> **GIVEN INSTRUCTION**
Gather from the material every line that contains the string "title".

++++ DATA SHOWN

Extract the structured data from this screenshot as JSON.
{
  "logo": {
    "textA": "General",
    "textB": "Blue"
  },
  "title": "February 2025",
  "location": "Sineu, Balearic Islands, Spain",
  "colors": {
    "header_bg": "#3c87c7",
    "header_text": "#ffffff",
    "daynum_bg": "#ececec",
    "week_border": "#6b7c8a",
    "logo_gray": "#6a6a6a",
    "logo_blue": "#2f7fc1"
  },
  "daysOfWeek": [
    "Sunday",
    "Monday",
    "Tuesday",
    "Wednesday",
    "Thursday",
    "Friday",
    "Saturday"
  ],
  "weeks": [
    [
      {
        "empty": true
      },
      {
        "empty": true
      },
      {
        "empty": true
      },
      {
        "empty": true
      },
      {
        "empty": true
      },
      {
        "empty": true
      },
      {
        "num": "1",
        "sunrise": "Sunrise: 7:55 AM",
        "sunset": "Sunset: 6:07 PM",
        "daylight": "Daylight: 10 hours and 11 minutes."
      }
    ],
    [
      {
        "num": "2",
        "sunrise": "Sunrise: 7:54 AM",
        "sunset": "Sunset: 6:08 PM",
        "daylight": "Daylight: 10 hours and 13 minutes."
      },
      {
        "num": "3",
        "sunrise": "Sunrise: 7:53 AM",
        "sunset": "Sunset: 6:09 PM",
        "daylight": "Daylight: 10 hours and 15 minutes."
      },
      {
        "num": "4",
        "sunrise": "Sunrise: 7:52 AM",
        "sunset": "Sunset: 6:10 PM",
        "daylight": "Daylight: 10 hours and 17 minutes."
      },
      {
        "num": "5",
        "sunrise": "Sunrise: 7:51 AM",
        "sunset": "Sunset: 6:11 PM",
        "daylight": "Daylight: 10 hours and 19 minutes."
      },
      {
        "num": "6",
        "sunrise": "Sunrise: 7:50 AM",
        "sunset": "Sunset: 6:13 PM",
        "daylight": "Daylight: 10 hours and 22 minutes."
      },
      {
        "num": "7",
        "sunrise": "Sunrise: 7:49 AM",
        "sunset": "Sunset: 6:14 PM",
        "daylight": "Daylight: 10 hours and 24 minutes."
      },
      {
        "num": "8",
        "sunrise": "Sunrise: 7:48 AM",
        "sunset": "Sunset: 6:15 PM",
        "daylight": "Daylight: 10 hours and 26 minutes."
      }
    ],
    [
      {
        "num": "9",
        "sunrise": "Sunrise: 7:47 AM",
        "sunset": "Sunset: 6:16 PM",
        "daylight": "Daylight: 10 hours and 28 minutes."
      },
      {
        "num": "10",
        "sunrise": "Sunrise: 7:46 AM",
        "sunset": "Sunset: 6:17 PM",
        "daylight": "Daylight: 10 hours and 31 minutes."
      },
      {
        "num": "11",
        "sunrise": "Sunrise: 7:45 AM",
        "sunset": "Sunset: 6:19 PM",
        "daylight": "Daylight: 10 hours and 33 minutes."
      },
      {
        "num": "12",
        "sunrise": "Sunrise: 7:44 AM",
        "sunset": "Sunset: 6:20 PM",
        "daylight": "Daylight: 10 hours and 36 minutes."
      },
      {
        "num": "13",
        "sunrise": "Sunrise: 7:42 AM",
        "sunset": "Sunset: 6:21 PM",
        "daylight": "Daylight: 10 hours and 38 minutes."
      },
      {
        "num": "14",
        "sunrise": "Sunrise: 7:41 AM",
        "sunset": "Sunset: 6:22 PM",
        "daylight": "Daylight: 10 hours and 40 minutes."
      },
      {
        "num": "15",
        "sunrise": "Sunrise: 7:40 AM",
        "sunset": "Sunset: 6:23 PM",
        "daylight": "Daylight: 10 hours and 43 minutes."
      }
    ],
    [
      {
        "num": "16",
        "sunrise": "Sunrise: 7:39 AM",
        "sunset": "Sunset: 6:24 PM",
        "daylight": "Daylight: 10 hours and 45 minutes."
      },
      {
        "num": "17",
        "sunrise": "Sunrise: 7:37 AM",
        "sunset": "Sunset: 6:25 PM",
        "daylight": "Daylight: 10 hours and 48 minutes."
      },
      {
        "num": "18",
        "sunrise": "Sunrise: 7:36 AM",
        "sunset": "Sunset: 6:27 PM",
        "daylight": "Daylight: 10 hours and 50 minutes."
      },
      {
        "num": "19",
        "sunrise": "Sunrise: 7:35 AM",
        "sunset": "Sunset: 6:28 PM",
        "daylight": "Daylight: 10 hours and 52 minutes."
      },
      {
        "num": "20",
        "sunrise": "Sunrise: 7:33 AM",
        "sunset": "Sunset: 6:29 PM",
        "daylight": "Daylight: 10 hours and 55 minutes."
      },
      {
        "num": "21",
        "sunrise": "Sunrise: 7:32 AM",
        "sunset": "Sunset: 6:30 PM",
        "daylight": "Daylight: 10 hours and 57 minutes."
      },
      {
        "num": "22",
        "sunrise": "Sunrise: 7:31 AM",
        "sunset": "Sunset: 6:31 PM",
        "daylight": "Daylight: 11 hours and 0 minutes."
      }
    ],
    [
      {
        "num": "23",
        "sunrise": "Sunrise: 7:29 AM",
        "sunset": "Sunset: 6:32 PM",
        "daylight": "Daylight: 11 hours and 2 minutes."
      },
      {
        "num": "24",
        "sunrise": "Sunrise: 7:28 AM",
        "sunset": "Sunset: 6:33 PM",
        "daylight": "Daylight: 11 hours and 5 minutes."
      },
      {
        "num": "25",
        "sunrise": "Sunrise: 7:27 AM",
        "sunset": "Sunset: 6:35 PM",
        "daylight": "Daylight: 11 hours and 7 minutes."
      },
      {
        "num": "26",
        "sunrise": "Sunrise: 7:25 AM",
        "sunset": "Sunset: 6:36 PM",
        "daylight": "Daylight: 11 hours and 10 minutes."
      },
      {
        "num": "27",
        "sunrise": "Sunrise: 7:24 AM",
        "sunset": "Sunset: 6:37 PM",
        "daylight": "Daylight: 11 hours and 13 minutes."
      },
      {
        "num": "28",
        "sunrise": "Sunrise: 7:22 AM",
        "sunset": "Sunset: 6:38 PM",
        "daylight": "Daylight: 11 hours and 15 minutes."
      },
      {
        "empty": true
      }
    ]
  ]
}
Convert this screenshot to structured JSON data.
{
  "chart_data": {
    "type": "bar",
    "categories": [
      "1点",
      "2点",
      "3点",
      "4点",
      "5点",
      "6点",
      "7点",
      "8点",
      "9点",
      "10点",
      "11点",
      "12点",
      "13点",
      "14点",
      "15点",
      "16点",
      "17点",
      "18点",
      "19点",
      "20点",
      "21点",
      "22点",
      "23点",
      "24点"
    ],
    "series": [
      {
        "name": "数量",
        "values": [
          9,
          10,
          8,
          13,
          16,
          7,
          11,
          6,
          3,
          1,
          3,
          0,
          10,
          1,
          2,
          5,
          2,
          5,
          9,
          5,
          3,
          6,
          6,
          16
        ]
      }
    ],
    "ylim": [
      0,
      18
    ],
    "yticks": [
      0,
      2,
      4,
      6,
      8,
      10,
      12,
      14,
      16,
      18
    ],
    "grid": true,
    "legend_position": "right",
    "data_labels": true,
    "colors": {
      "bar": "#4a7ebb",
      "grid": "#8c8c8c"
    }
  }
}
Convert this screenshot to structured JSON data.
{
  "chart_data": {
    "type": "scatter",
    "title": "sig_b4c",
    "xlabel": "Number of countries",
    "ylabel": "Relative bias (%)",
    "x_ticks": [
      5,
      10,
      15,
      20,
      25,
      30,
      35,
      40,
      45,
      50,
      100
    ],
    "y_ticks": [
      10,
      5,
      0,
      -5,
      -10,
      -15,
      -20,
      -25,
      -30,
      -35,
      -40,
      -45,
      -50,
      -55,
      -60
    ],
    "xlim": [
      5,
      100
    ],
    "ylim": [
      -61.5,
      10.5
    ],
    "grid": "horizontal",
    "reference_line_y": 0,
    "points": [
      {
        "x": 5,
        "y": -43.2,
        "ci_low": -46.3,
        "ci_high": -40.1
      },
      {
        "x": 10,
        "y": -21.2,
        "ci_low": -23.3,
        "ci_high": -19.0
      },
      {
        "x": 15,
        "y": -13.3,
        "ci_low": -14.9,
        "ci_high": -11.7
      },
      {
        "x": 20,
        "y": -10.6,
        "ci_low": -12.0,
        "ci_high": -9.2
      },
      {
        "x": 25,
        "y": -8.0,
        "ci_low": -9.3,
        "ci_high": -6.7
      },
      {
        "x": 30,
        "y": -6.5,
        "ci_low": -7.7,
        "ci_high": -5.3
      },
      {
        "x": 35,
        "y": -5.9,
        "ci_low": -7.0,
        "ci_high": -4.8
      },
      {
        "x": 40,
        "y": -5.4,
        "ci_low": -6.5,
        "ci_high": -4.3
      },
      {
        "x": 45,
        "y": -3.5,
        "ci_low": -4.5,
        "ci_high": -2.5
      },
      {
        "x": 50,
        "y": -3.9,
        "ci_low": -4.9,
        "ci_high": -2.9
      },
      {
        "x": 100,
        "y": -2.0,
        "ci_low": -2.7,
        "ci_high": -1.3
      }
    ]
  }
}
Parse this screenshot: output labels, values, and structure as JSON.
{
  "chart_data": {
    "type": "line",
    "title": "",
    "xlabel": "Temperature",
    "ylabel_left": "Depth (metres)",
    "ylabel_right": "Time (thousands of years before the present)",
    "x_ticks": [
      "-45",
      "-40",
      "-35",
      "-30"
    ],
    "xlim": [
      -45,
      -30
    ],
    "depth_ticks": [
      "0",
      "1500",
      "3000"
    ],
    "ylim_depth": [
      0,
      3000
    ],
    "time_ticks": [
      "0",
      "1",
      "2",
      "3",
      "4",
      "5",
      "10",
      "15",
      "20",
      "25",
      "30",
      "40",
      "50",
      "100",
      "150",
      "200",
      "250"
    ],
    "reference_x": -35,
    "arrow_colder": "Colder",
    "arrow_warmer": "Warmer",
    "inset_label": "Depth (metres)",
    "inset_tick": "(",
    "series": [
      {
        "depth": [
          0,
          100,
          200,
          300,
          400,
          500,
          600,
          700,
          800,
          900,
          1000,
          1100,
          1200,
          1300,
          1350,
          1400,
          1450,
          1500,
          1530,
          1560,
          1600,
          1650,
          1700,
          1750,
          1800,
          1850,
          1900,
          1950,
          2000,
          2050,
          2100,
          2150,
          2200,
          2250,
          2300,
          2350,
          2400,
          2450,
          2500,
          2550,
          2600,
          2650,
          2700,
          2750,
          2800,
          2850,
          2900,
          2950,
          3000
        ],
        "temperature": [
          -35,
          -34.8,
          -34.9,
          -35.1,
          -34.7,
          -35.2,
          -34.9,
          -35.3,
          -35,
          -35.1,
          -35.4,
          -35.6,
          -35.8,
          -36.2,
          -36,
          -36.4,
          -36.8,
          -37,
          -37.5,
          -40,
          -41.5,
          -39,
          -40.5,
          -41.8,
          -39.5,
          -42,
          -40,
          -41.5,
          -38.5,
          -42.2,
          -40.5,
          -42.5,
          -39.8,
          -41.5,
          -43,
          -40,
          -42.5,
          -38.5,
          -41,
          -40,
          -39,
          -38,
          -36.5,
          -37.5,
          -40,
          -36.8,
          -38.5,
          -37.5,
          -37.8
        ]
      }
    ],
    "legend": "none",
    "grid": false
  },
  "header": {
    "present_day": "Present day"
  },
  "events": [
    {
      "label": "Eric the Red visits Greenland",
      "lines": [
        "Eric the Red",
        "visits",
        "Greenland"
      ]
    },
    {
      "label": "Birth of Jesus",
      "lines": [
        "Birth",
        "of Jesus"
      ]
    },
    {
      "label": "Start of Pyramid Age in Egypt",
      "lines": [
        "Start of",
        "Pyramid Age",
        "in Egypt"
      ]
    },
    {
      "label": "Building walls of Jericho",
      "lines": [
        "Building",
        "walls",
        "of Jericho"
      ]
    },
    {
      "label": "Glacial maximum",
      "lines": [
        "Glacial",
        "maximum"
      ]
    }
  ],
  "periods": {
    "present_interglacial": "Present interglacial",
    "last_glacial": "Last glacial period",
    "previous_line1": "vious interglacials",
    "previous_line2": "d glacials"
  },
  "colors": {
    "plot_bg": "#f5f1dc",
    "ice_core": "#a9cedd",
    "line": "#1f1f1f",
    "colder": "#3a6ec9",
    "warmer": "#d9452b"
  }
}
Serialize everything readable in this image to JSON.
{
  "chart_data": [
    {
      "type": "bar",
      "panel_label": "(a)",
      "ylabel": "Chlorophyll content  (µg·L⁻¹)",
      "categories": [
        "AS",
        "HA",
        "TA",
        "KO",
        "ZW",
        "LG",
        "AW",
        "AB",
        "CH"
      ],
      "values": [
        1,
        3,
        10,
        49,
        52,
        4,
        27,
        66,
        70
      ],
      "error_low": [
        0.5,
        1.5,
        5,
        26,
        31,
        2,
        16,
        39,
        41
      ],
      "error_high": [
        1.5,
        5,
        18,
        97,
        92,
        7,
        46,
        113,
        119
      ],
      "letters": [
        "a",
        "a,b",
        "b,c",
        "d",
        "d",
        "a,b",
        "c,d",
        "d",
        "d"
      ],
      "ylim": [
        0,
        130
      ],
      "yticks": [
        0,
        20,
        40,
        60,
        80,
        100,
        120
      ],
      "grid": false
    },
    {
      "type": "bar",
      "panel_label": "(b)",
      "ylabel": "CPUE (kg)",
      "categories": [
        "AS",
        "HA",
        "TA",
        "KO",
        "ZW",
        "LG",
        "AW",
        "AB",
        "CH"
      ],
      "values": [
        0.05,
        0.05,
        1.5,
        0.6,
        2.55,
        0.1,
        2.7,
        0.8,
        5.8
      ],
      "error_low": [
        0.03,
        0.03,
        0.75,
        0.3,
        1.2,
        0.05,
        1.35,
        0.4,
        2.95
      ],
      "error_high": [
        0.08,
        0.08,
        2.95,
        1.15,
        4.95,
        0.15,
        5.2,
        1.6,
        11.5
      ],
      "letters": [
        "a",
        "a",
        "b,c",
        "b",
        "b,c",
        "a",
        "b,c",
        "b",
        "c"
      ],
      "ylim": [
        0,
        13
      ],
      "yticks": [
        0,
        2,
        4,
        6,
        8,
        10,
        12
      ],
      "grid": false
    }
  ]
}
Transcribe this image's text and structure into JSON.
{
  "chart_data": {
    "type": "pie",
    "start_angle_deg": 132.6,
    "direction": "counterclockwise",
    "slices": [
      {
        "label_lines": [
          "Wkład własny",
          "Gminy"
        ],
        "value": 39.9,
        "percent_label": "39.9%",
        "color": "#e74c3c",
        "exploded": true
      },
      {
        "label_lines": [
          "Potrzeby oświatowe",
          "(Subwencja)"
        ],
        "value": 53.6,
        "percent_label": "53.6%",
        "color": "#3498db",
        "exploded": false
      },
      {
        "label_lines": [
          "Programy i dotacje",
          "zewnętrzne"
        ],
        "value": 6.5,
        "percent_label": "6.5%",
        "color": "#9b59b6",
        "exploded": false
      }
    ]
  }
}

++++++++

> **SOLVED EXERCISE**
  "title": "February 2025",
    "title": "sig_b4c",
    "title": "",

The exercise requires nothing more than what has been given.